▶ _Extracted material_:
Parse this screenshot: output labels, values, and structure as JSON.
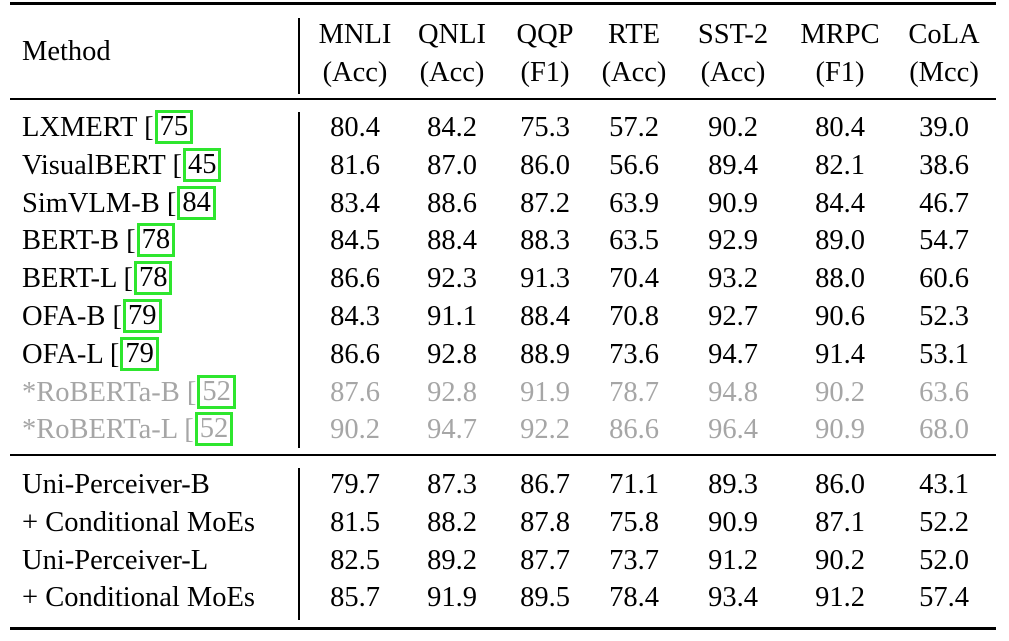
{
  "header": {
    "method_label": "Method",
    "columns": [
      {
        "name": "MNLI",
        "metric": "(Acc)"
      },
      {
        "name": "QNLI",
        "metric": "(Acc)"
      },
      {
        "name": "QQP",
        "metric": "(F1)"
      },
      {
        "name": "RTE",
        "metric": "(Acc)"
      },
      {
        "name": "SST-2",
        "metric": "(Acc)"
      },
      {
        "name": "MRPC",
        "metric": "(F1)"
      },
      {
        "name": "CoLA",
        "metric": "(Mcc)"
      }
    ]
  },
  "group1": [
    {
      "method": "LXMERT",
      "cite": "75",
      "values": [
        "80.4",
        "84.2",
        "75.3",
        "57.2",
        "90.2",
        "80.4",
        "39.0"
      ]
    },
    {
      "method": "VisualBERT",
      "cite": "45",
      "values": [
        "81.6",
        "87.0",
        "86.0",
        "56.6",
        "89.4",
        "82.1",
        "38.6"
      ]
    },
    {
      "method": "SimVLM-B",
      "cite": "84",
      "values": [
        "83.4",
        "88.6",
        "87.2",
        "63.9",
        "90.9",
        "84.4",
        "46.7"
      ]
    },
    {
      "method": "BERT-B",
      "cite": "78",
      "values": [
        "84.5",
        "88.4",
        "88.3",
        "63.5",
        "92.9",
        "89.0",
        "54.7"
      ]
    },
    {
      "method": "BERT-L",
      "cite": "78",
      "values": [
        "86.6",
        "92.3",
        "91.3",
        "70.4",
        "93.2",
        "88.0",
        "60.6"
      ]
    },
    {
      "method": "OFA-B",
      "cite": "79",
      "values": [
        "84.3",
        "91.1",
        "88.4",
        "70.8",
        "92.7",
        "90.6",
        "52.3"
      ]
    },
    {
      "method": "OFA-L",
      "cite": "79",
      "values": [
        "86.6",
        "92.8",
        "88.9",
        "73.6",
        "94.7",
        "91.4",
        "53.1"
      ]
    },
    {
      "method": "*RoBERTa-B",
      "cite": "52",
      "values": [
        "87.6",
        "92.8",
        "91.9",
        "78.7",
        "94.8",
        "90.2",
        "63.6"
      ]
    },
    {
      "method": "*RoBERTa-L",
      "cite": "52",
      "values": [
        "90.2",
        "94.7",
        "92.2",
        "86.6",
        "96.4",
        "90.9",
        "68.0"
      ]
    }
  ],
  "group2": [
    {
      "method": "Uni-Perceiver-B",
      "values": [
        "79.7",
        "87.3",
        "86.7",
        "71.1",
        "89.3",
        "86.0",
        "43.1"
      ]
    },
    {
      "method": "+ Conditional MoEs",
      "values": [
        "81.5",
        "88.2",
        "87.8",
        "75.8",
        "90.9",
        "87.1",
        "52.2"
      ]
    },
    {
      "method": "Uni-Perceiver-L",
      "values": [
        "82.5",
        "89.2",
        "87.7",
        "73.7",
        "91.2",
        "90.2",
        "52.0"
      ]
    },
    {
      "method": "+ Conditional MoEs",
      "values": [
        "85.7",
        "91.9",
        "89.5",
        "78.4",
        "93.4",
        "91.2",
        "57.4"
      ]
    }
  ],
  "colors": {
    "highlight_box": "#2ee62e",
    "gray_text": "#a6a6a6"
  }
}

▶ _Directions for this task_: Copy out each line that contains the word "name".

▶ _Finished task_:
        "name": "MNLI",
        "name": "QNLI",
        "name": "QQP",
        "name": "RTE",
        "name": "SST-2",
        "name": "MRPC",
        "name": "CoLA",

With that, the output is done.